* [YOUR OBJECTIVE] Copy every record below exactly as written, but leave out the pictures.

=== RECORDS SHOWN ===

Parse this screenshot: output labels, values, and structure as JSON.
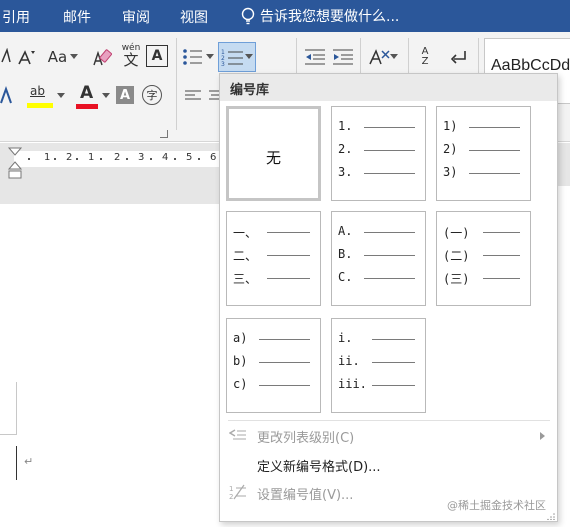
{
  "tabs": [
    "引用",
    "邮件",
    "审阅",
    "视图"
  ],
  "tell_me": "告诉我您想要做什么...",
  "ribbon": {
    "font_size_label": "Aa",
    "phonetic_label": "wén",
    "phonetic_char": "文",
    "char_border": "A",
    "highlight_label": "ab",
    "font_color_label": "A",
    "shading_label": "A",
    "enclose_char": "字",
    "sort_label_top": "A",
    "sort_label_bottom": "Z",
    "style_preview": "AaBbCcDd"
  },
  "ruler": {
    "numbers": [
      "1",
      "2",
      "1",
      "2",
      "3",
      "4",
      "5",
      "6"
    ]
  },
  "numbering_dropdown": {
    "header": "编号库",
    "none_label": "无",
    "formats": [
      {
        "name": "none",
        "labels": []
      },
      {
        "name": "decimal-period",
        "labels": [
          "1.",
          "2.",
          "3."
        ]
      },
      {
        "name": "decimal-paren",
        "labels": [
          "1)",
          "2)",
          "3)"
        ]
      },
      {
        "name": "chinese-comma",
        "labels": [
          "一、",
          "二、",
          "三、"
        ]
      },
      {
        "name": "upper-alpha-period",
        "labels": [
          "A.",
          "B.",
          "C."
        ]
      },
      {
        "name": "chinese-paren",
        "labels": [
          "(一)",
          "(二)",
          "(三)"
        ]
      },
      {
        "name": "lower-alpha-paren",
        "labels": [
          "a)",
          "b)",
          "c)"
        ]
      },
      {
        "name": "lower-roman-period",
        "labels": [
          "i.",
          "ii.",
          "iii."
        ]
      }
    ],
    "menu": {
      "change_level": "更改列表级别(C)",
      "define_format": "定义新编号格式(D)...",
      "set_value": "设置编号值(V)..."
    }
  },
  "watermark": "@稀土掘金技术社区",
  "paragraph_mark": "↵",
  "colors": {
    "ribbon_blue": "#2b579a",
    "font_red": "#e81123",
    "highlight_yellow": "#ffff00"
  }
}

===

* [WRITTEN REPLY]
Parse this screenshot: output labels, values, and structure as JSON.
{
  "tabs": [
    "引用",
    "邮件",
    "审阅",
    "视图"
  ],
  "tell_me": "告诉我您想要做什么...",
  "ribbon": {
    "font_size_label": "Aa",
    "phonetic_label": "wén",
    "phonetic_char": "文",
    "char_border": "A",
    "highlight_label": "ab",
    "font_color_label": "A",
    "shading_label": "A",
    "enclose_char": "字",
    "sort_label_top": "A",
    "sort_label_bottom": "Z",
    "style_preview": "AaBbCcDd"
  },
  "ruler": {
    "numbers": [
      "1",
      "2",
      "1",
      "2",
      "3",
      "4",
      "5",
      "6"
    ]
  },
  "numbering_dropdown": {
    "header": "编号库",
    "none_label": "无",
    "formats": [
      {
        "name": "none",
        "labels": []
      },
      {
        "name": "decimal-period",
        "labels": [
          "1.",
          "2.",
          "3."
        ]
      },
      {
        "name": "decimal-paren",
        "labels": [
          "1)",
          "2)",
          "3)"
        ]
      },
      {
        "name": "chinese-comma",
        "labels": [
          "一、",
          "二、",
          "三、"
        ]
      },
      {
        "name": "upper-alpha-period",
        "labels": [
          "A.",
          "B.",
          "C."
        ]
      },
      {
        "name": "chinese-paren",
        "labels": [
          "(一)",
          "(二)",
          "(三)"
        ]
      },
      {
        "name": "lower-alpha-paren",
        "labels": [
          "a)",
          "b)",
          "c)"
        ]
      },
      {
        "name": "lower-roman-period",
        "labels": [
          "i.",
          "ii.",
          "iii."
        ]
      }
    ],
    "menu": {
      "change_level": "更改列表级别(C)",
      "define_format": "定义新编号格式(D)...",
      "set_value": "设置编号值(V)..."
    }
  },
  "watermark": "@稀土掘金技术社区",
  "paragraph_mark": "↵",
  "colors": {
    "ribbon_blue": "#2b579a",
    "font_red": "#e81123",
    "highlight_yellow": "#ffff00"
  }
}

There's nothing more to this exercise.